• _Instructions for the task_:
Filter this material down to the lines that hold "Gráficas", copying each one.

Dataset listings of figures
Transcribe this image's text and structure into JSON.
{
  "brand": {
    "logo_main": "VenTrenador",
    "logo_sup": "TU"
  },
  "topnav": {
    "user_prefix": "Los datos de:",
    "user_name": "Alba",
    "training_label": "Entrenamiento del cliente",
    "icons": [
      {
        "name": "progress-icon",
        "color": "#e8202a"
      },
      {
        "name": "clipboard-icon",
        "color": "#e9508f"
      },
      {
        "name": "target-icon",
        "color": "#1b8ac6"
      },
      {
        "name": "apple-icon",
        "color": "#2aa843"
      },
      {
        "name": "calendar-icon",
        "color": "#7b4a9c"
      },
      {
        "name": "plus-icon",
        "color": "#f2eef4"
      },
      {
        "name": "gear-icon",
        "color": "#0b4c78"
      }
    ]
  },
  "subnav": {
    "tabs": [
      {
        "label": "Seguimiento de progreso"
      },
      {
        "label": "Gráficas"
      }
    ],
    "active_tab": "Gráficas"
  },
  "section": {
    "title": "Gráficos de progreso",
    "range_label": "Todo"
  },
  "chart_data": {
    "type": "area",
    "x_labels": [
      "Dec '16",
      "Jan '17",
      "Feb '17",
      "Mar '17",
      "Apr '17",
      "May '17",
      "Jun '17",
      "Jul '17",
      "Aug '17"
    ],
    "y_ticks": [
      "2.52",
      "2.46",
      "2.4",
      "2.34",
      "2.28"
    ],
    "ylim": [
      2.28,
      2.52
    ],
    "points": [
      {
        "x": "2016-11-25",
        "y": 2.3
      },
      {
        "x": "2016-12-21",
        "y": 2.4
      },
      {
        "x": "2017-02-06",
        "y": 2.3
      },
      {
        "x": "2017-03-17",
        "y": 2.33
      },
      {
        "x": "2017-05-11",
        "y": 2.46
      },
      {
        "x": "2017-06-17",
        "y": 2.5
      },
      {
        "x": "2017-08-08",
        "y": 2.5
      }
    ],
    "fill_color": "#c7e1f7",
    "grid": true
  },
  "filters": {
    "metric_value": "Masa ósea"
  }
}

• _Expected output_:
        "label": "Gráficas"
    "active_tab": "Gráficas"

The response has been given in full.